▶ EXERCISE DETAILS
Can you transcribe the data exactly? Leave the pictures out.

▶ DATA ENTRIES
-----
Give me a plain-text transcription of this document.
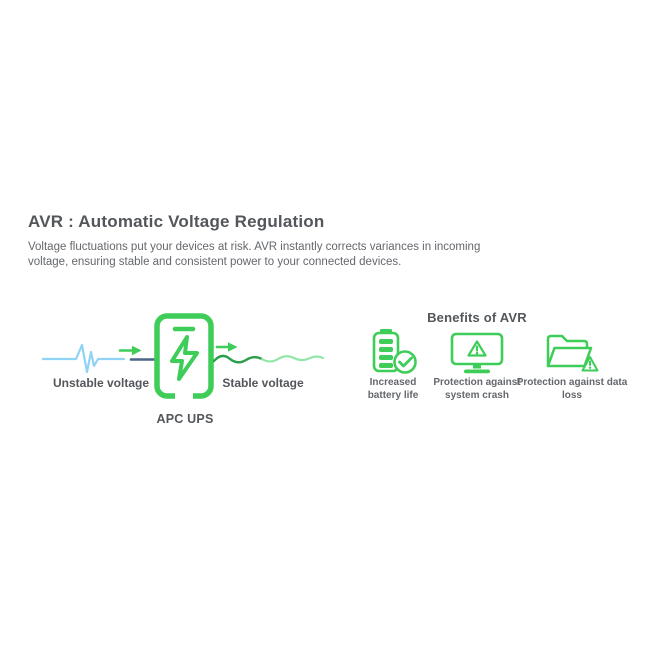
AVR : Automatic Voltage Regulation

Voltage fluctuations put your devices at risk. AVR instantly corrects variances in incoming voltage, ensuring stable and consistent power to your connected devices.

Unstable voltage	Stable voltage
APC UPS
Benefits of AVR
Increased battery life
Protection against system crash
Protection against data loss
-----
▶ OUTPUT
Give me a plain-text transcription of this document.
AVR : Automatic Voltage Regulation

Voltage fluctuations put your devices at risk. AVR instantly corrects variances in incoming voltage, ensuring stable and consistent power to your connected devices.

Unstable voltage	Stable voltage
APC UPS
Benefits of AVR
Increased battery life
Protection against system crash
Protection against data loss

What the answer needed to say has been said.